— Begin —

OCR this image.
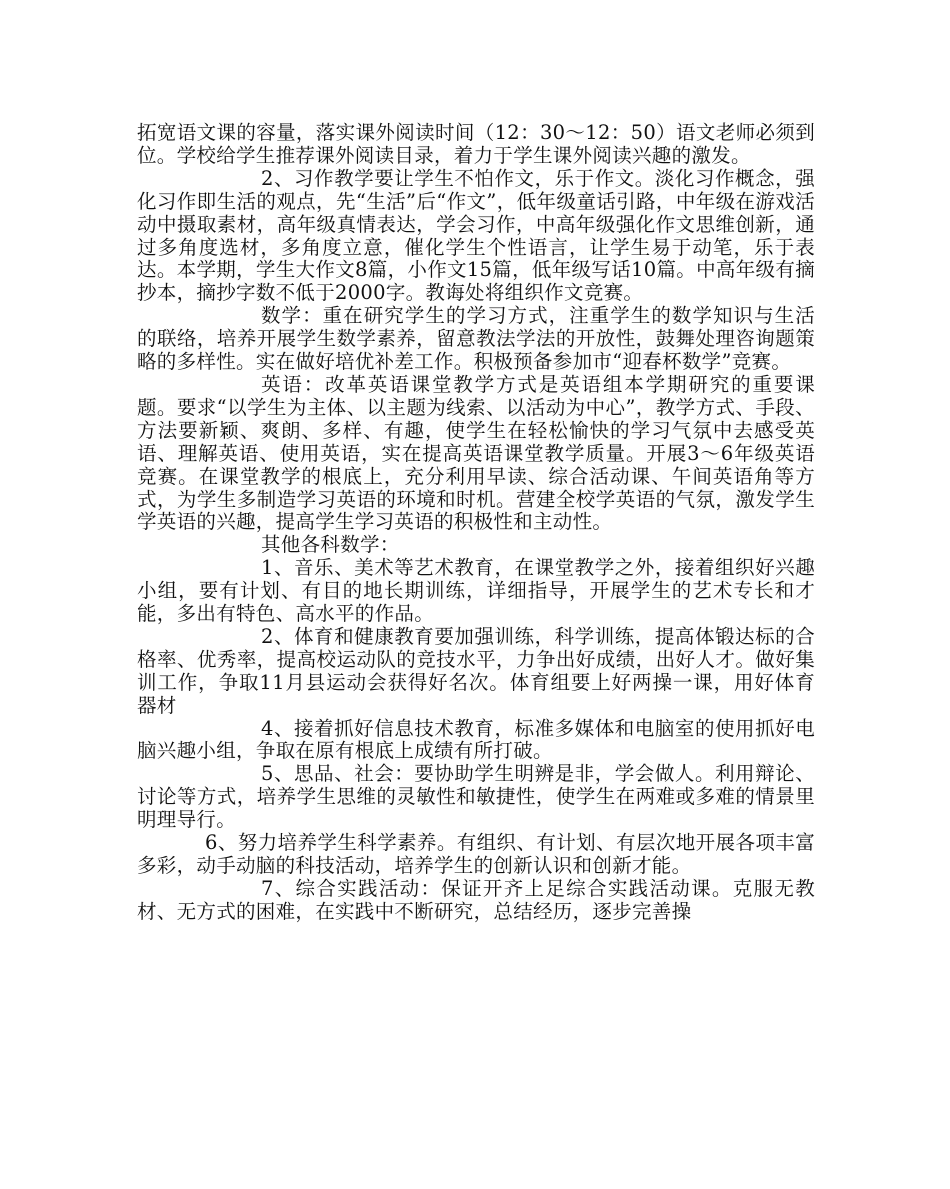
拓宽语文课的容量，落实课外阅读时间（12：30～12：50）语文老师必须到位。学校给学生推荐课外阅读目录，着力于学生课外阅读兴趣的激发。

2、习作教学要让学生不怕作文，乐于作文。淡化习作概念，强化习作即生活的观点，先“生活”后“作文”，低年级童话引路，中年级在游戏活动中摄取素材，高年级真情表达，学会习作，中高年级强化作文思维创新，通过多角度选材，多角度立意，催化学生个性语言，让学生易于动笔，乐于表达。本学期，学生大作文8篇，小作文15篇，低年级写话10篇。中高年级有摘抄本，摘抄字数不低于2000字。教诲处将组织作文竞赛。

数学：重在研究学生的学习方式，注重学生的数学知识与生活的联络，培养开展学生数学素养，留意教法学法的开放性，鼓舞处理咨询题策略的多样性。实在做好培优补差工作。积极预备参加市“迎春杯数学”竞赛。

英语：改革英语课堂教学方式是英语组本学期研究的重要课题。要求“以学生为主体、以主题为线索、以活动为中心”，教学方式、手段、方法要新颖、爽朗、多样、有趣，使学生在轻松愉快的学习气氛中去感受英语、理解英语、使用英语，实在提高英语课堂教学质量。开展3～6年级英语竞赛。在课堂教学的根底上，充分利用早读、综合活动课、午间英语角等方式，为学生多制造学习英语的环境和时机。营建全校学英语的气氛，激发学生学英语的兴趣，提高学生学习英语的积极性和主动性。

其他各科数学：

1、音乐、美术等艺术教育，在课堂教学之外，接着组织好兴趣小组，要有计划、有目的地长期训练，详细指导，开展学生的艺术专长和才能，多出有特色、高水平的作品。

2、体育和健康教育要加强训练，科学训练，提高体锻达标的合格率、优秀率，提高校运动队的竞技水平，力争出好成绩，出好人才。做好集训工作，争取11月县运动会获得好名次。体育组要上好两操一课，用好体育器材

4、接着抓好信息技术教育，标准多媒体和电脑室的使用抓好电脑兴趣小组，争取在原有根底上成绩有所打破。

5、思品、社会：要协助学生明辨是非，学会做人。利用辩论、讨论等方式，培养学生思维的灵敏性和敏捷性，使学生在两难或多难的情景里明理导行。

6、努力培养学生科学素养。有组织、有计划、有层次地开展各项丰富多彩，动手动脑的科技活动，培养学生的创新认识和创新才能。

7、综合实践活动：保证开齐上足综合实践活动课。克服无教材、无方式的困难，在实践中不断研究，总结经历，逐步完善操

— End —
— Begin —

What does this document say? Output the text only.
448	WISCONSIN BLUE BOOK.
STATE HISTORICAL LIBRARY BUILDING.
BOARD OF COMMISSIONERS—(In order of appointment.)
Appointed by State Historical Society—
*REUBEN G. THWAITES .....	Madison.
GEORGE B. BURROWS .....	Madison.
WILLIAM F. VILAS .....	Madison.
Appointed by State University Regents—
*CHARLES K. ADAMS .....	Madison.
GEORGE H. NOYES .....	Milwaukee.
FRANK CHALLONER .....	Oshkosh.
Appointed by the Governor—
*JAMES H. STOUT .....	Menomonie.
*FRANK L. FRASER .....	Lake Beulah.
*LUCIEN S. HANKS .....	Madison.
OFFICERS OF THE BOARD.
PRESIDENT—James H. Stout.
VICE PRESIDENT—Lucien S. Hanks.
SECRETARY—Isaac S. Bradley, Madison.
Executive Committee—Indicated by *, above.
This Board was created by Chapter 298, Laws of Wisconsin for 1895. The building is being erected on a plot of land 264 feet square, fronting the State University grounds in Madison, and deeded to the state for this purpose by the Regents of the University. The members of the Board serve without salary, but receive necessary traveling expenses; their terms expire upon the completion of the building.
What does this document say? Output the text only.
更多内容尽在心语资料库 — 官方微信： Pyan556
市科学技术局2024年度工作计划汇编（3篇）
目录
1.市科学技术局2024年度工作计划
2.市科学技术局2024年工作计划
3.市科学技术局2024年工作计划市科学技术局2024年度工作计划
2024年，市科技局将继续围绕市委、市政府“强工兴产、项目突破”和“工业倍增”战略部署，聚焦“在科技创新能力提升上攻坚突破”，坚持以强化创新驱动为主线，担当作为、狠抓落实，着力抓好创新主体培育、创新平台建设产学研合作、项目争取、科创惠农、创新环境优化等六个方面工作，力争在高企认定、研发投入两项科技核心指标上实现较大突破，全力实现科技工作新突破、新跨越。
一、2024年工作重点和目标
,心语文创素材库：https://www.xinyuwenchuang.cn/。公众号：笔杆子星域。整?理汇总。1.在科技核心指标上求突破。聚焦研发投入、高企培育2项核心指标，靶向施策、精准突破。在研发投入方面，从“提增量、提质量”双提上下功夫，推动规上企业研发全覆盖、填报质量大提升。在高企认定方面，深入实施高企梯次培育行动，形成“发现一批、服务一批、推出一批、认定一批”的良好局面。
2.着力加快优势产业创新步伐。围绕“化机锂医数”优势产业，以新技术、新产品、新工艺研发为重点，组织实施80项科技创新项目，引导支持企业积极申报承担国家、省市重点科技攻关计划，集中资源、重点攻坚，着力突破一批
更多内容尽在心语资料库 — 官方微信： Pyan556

— End —
— Begin —

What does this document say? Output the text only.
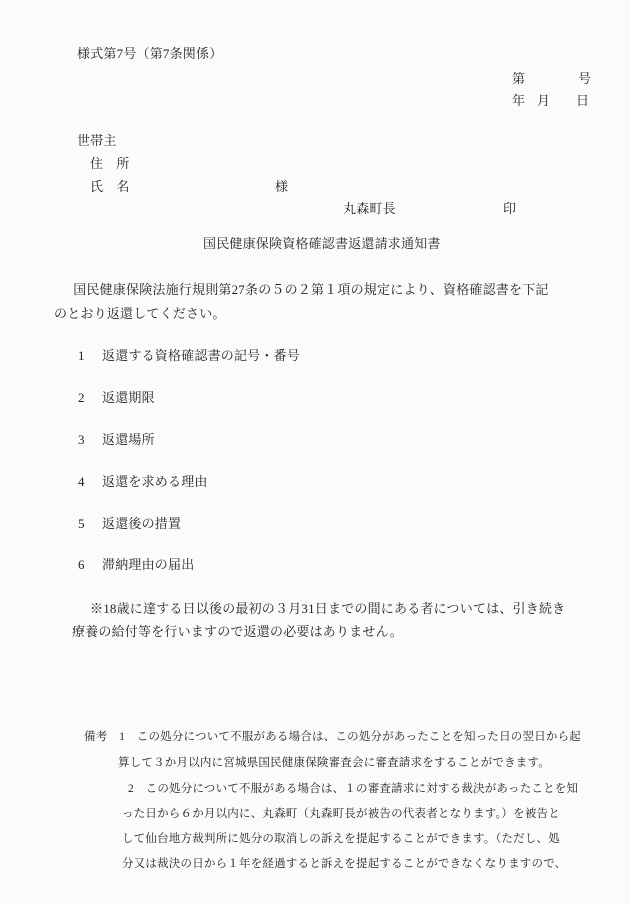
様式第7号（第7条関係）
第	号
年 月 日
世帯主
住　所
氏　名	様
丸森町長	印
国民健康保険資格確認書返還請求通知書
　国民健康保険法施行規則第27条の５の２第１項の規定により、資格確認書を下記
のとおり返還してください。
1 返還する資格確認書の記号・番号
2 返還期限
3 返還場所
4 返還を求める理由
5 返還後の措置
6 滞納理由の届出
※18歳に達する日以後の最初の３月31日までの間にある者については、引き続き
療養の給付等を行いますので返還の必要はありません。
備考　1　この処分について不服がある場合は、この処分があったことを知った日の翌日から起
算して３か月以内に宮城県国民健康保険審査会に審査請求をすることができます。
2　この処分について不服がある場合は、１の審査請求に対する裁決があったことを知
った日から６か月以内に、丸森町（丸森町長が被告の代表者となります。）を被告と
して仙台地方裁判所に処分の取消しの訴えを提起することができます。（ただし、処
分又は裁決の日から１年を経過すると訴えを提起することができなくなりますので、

— End —

» Objective: Copy each line above that contains the string "この処分について不服がある場合は".

» Correct result:
備考　1　この処分について不服がある場合は、この処分があったことを知った日の翌日から起
2　この処分について不服がある場合は、１の審査請求に対する裁決があったことを知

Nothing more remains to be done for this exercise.